◆ **EXERCISE DESCRIPTION**
In the material below, find every line with "JSON" and pull it out.

◆ **INPUT RECORDS**
- - -

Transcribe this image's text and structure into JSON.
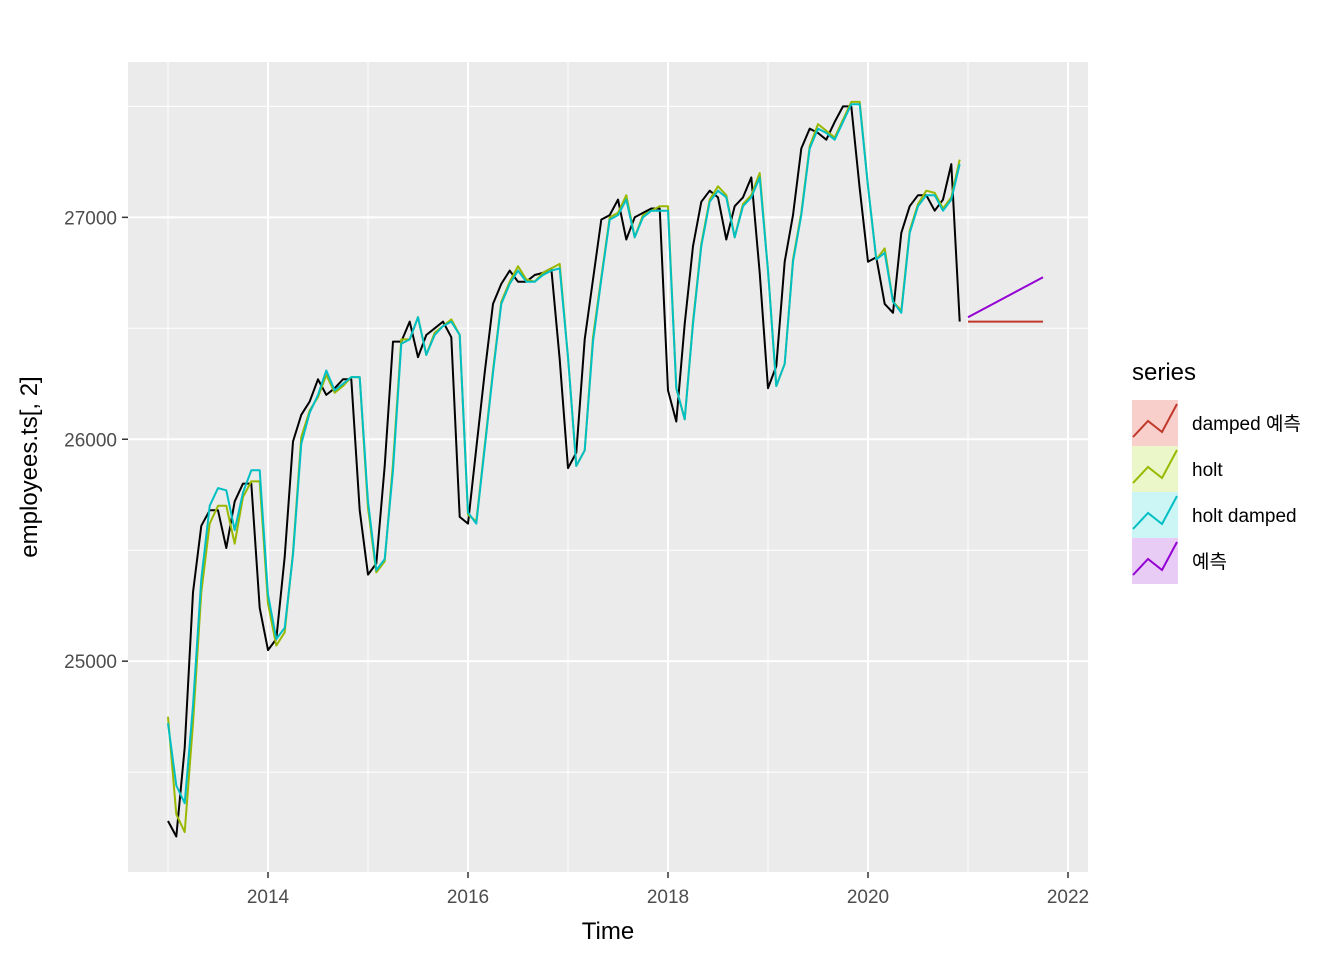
{
  "chart_data": {
    "type": "line",
    "xlabel": "Time",
    "ylabel": "employees.ts[, 2]",
    "xlim": [
      2012.6,
      2022.2
    ],
    "ylim": [
      24050,
      27700
    ],
    "x_ticks": [
      2014,
      2016,
      2018,
      2020,
      2022
    ],
    "x_tick_labels": [
      "2014",
      "2016",
      "2018",
      "2020",
      "2022"
    ],
    "y_ticks": [
      25000,
      26000,
      27000
    ],
    "y_tick_labels": [
      "25000",
      "26000",
      "27000"
    ],
    "x_minor_ticks": [
      2013,
      2015,
      2017,
      2019,
      2021
    ],
    "y_minor_ticks": [
      24500,
      25500,
      26500,
      27500
    ],
    "grid": true,
    "legend": {
      "title": "series",
      "position": "right",
      "entries": [
        {
          "label": "damped 예측",
          "color": "#C0392B"
        },
        {
          "label": "holt",
          "color": "#99B800"
        },
        {
          "label": "holt damped",
          "color": "#00BFC4"
        },
        {
          "label": "예측",
          "color": "#9400D3"
        }
      ]
    },
    "observed": {
      "color": "#000000",
      "x_start": 2013.0,
      "x_step": 0.0833333,
      "values": [
        24280,
        24210,
        24610,
        25310,
        25610,
        25680,
        25680,
        25510,
        25720,
        25800,
        25800,
        25240,
        25050,
        25100,
        25470,
        25990,
        26110,
        26170,
        26270,
        26200,
        26230,
        26270,
        26270,
        25680,
        25390,
        25440,
        25880,
        26440,
        26440,
        26530,
        26370,
        26470,
        26500,
        26530,
        26460,
        25650,
        25620,
        25960,
        26300,
        26610,
        26700,
        26760,
        26710,
        26710,
        26740,
        26750,
        26770,
        26360,
        25870,
        25940,
        26450,
        26720,
        26990,
        27010,
        27080,
        26900,
        27000,
        27020,
        27040,
        27040,
        26220,
        26080,
        26520,
        26870,
        27070,
        27120,
        27090,
        26900,
        27050,
        27090,
        27180,
        26750,
        26230,
        26330,
        26800,
        27010,
        27310,
        27400,
        27380,
        27350,
        27430,
        27500,
        27500,
        27130,
        26800,
        26820,
        26610,
        26570,
        26930,
        27050,
        27100,
        27100,
        27030,
        27080,
        27240,
        26530
      ]
    },
    "fitted_holt": {
      "color": "#99B800",
      "x_start": 2013.0,
      "x_step": 0.0833333,
      "values": [
        24750,
        24310,
        24230,
        24720,
        25310,
        25620,
        25700,
        25700,
        25530,
        25740,
        25810,
        25810,
        25260,
        25070,
        25130,
        25490,
        26010,
        26130,
        26190,
        26290,
        26210,
        26240,
        26280,
        26280,
        25690,
        25400,
        25450,
        25890,
        26450,
        26450,
        26550,
        26380,
        26480,
        26510,
        26540,
        26470,
        25660,
        25630,
        25970,
        26310,
        26620,
        26710,
        26780,
        26720,
        26710,
        26750,
        26770,
        26790,
        26370,
        25880,
        25950,
        26460,
        26730,
        27000,
        27020,
        27100,
        26910,
        27010,
        27030,
        27050,
        27050,
        26230,
        26090,
        26530,
        26880,
        27080,
        27140,
        27100,
        26910,
        27060,
        27100,
        27200,
        26760,
        26240,
        26340,
        26810,
        27020,
        27320,
        27420,
        27390,
        27360,
        27440,
        27520,
        27520,
        27140,
        26810,
        26860,
        26620,
        26580,
        26940,
        27060,
        27120,
        27110,
        27040,
        27090,
        27260
      ]
    },
    "fitted_holt_damped": {
      "color": "#00BFC4",
      "x_start": 2013.0,
      "x_step": 0.0833333,
      "values": [
        24720,
        24440,
        24360,
        24800,
        25370,
        25700,
        25780,
        25770,
        25590,
        25760,
        25860,
        25860,
        25300,
        25100,
        25150,
        25480,
        25980,
        26120,
        26200,
        26310,
        26220,
        26250,
        26280,
        26280,
        25720,
        25410,
        25460,
        25860,
        26430,
        26450,
        26550,
        26380,
        26470,
        26510,
        26530,
        26470,
        25670,
        25620,
        25960,
        26300,
        26610,
        26700,
        26760,
        26710,
        26710,
        26740,
        26760,
        26770,
        26370,
        25880,
        25950,
        26440,
        26720,
        26990,
        27010,
        27080,
        26910,
        27000,
        27030,
        27030,
        27030,
        26230,
        26090,
        26520,
        26870,
        27070,
        27120,
        27090,
        26910,
        27050,
        27090,
        27180,
        26760,
        26240,
        26340,
        26800,
        27010,
        27310,
        27400,
        27380,
        27350,
        27430,
        27510,
        27510,
        27140,
        26810,
        26840,
        26620,
        26570,
        26930,
        27050,
        27100,
        27100,
        27030,
        27080,
        27240
      ]
    },
    "forecast_damped": {
      "label": "damped 예측",
      "color": "#C0392B",
      "x": [
        2021.0,
        2021.75
      ],
      "values": [
        26530,
        26530
      ]
    },
    "forecast": {
      "label": "예측",
      "color": "#9400D3",
      "x": [
        2021.0,
        2021.75
      ],
      "values": [
        26550,
        26730
      ]
    }
  }
}
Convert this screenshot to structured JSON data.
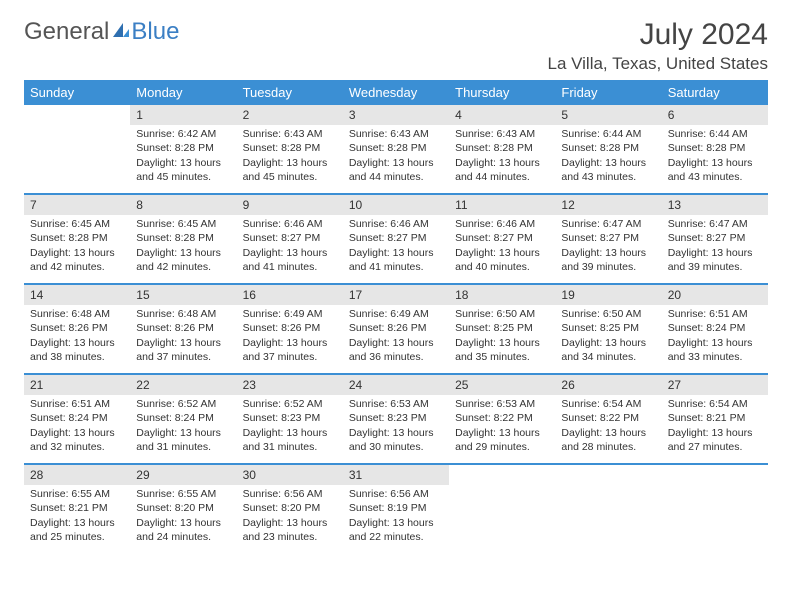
{
  "brand": {
    "part1": "General",
    "part2": "Blue"
  },
  "title": "July 2024",
  "location": "La Villa, Texas, United States",
  "colors": {
    "header_bg": "#3b8fd4",
    "header_text": "#ffffff",
    "daynum_bg": "#e6e6e6",
    "text": "#333333",
    "week_border": "#3b8fd4",
    "brand_gray": "#555555",
    "brand_blue": "#3b7fc4"
  },
  "dayNames": [
    "Sunday",
    "Monday",
    "Tuesday",
    "Wednesday",
    "Thursday",
    "Friday",
    "Saturday"
  ],
  "layout": {
    "startOffset": 1,
    "daysInMonth": 31
  },
  "labels": {
    "sunrise": "Sunrise: ",
    "sunset": "Sunset: ",
    "daylight": "Daylight: "
  },
  "days": {
    "1": {
      "sunrise": "6:42 AM",
      "sunset": "8:28 PM",
      "daylight": "13 hours and 45 minutes."
    },
    "2": {
      "sunrise": "6:43 AM",
      "sunset": "8:28 PM",
      "daylight": "13 hours and 45 minutes."
    },
    "3": {
      "sunrise": "6:43 AM",
      "sunset": "8:28 PM",
      "daylight": "13 hours and 44 minutes."
    },
    "4": {
      "sunrise": "6:43 AM",
      "sunset": "8:28 PM",
      "daylight": "13 hours and 44 minutes."
    },
    "5": {
      "sunrise": "6:44 AM",
      "sunset": "8:28 PM",
      "daylight": "13 hours and 43 minutes."
    },
    "6": {
      "sunrise": "6:44 AM",
      "sunset": "8:28 PM",
      "daylight": "13 hours and 43 minutes."
    },
    "7": {
      "sunrise": "6:45 AM",
      "sunset": "8:28 PM",
      "daylight": "13 hours and 42 minutes."
    },
    "8": {
      "sunrise": "6:45 AM",
      "sunset": "8:28 PM",
      "daylight": "13 hours and 42 minutes."
    },
    "9": {
      "sunrise": "6:46 AM",
      "sunset": "8:27 PM",
      "daylight": "13 hours and 41 minutes."
    },
    "10": {
      "sunrise": "6:46 AM",
      "sunset": "8:27 PM",
      "daylight": "13 hours and 41 minutes."
    },
    "11": {
      "sunrise": "6:46 AM",
      "sunset": "8:27 PM",
      "daylight": "13 hours and 40 minutes."
    },
    "12": {
      "sunrise": "6:47 AM",
      "sunset": "8:27 PM",
      "daylight": "13 hours and 39 minutes."
    },
    "13": {
      "sunrise": "6:47 AM",
      "sunset": "8:27 PM",
      "daylight": "13 hours and 39 minutes."
    },
    "14": {
      "sunrise": "6:48 AM",
      "sunset": "8:26 PM",
      "daylight": "13 hours and 38 minutes."
    },
    "15": {
      "sunrise": "6:48 AM",
      "sunset": "8:26 PM",
      "daylight": "13 hours and 37 minutes."
    },
    "16": {
      "sunrise": "6:49 AM",
      "sunset": "8:26 PM",
      "daylight": "13 hours and 37 minutes."
    },
    "17": {
      "sunrise": "6:49 AM",
      "sunset": "8:26 PM",
      "daylight": "13 hours and 36 minutes."
    },
    "18": {
      "sunrise": "6:50 AM",
      "sunset": "8:25 PM",
      "daylight": "13 hours and 35 minutes."
    },
    "19": {
      "sunrise": "6:50 AM",
      "sunset": "8:25 PM",
      "daylight": "13 hours and 34 minutes."
    },
    "20": {
      "sunrise": "6:51 AM",
      "sunset": "8:24 PM",
      "daylight": "13 hours and 33 minutes."
    },
    "21": {
      "sunrise": "6:51 AM",
      "sunset": "8:24 PM",
      "daylight": "13 hours and 32 minutes."
    },
    "22": {
      "sunrise": "6:52 AM",
      "sunset": "8:24 PM",
      "daylight": "13 hours and 31 minutes."
    },
    "23": {
      "sunrise": "6:52 AM",
      "sunset": "8:23 PM",
      "daylight": "13 hours and 31 minutes."
    },
    "24": {
      "sunrise": "6:53 AM",
      "sunset": "8:23 PM",
      "daylight": "13 hours and 30 minutes."
    },
    "25": {
      "sunrise": "6:53 AM",
      "sunset": "8:22 PM",
      "daylight": "13 hours and 29 minutes."
    },
    "26": {
      "sunrise": "6:54 AM",
      "sunset": "8:22 PM",
      "daylight": "13 hours and 28 minutes."
    },
    "27": {
      "sunrise": "6:54 AM",
      "sunset": "8:21 PM",
      "daylight": "13 hours and 27 minutes."
    },
    "28": {
      "sunrise": "6:55 AM",
      "sunset": "8:21 PM",
      "daylight": "13 hours and 25 minutes."
    },
    "29": {
      "sunrise": "6:55 AM",
      "sunset": "8:20 PM",
      "daylight": "13 hours and 24 minutes."
    },
    "30": {
      "sunrise": "6:56 AM",
      "sunset": "8:20 PM",
      "daylight": "13 hours and 23 minutes."
    },
    "31": {
      "sunrise": "6:56 AM",
      "sunset": "8:19 PM",
      "daylight": "13 hours and 22 minutes."
    }
  }
}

- - -

◆ **TASK ANSWER**
Transcribe this image's text and structure into JSON.
Convert this screenshot to structured JSON data.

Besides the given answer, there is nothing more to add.